5/ Make-Up (1981, 2’27)
Inclus dans l’album Vanity 6, cet étonnant exercice electro-minimaliste anticipe les fascinantes programmations synthétiques de l’album 1999, « Something in the Water… » et « Automatic » en tête. Less is more avec l’association minimaliste d’une synth-bass, de handclaps électroniques, de claviers arabisants et d’une partie chantée robotique et désincarnée. Près de 40 ans après, nombreux sont les apprentis de l’electronica qui courent encore après ce genre de fulgurance.
6/ 100 MPH (1984, 3’30)
En 1985, Prince chipe l’arrangement original de « Kiss » au groupe Mazarati. En contre-partie, le premier album du groupe sorti en 1986 bénéficiera de « 100 MPH », mini-hit en puissance et perle deep-funk du répertoire Princier. Bien connue des fans, la version proposée au groupe de Brownmark circule en bootleg depuis plusieurs années. Surprise ! Cette anthologie propose une étonnante alternative augmentée par un discret gimmick de claviers et, surtout, la guitare hurlante de Prince, le jack directement branché dans la console, et en roue libre totale pour le choc funk’n’roll d’Originals !
7/ You’re My Love (1982, 4’24)
Contre-jour abyssal du titre précédent, « You’re My Love », confié au countryman Kenny Rogers en 1986 sous le pseudo de Joey Coco, est une tentative yacht-rock croonée en basso profondo par un Prince en complet contre-emploi vocal. Passé l’effet de sidération, ce prototype de 1982 bénéficie d’une agréable instrumentation calif’ dans le style de « Money Don’t Matter 2night », autrement plus agréable que le lessivage synthétique entendu dans l’album They Don’t Make Them Like They Used To du susdit Rogers.
8/ Holly Rock (1985, 6’38)
« Sheila E. is the name, Holly Rock is the game ! ». Entendu dans la BO de l’oublié Krush Groove, « Holly Rock » conjugue l’exercice de groupe — Eddie M souffle dans son saxo —, les guitares-carillons de « Erotic City » et la folie débridée des jams Princiers de l’âge d’or. Près de sept minutes d’extase pour un version extended surpassant haut la main son homologue officiel. Le sommet funky d’Originals, conclu par un hilare « Now try to dance to that ! » de son auteur.
9/ Baby You’re a Trip (1982, 5’51)
En 1987, Jill Jones, après plusieurs années passées dans l’ombre minnéapolitaine, publie son unique album solo et pulvérise (presque) toutes les autres productions estampillées Paisley Park. « Baby, You’re a Trip », unes de plus grandes ballades méconnues de Prince, constituait déjà un des Himalayas soul de Jill Jones. Piratée jusqu’à l’os depuis plusieurs décennies, le « Baby… » d’Originals offre son bonus personnel avec, en bout de piste, la stupéfiante outro a cappella de « Mia Bocca » absente des démos répertoriées.

CONSIGNES:
• A. Répondez à ces questions sur le texte sur les titres de Prince :
(i) Dans quel album figure « Make-Up » ?
(ii) Sous quel pseudonyme « You're My Love » a-t-il été confié à Kenny Rogers ?
(iii) Qui souffle dans son saxo dans « Holly Rock » ?
• B. Recopiez sans changement le passage du texte sur les titres de Prince qui commence par les mots « 5/ Make-Up (1981, 2’27) » et se termine par « MPH (1984, 3’30) ».
Le listing ne sert à rien pour ce qui suit.

EXTRAIT DE DONNÉES:
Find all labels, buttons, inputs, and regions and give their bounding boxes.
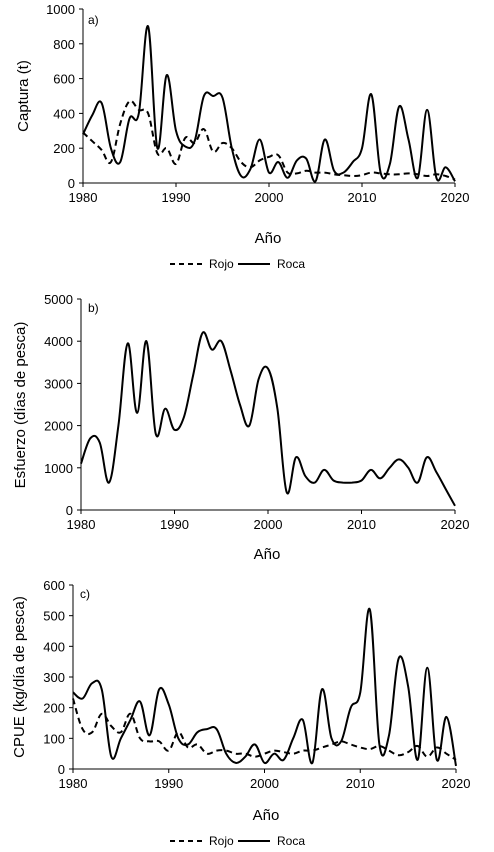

CORRIGÉS DÉTAILLÉS:
• A.
(i) Dans l'album Vanity 6.
(ii) Sous le pseudonyme de Joey Coco.
(iii) Eddie M.

• B.
5/ Make-Up (1981, 2’27)
Inclus dans l’album Vanity 6, cet étonnant exercice electro-minimaliste anticipe les fascinantes programmations synthétiques de l’album 1999, « Something in the Water… » et « Automatic » en tête. Less is more avec l’association minimaliste d’une synth-bass, de handclaps électroniques, de claviers arabisants et d’une partie chantée robotique et désincarnée. Près de 40 ans après, nombreux sont les apprentis de l’electronica qui courent encore après ce genre de fulgurance.
6/ 100 MPH (1984, 3’30)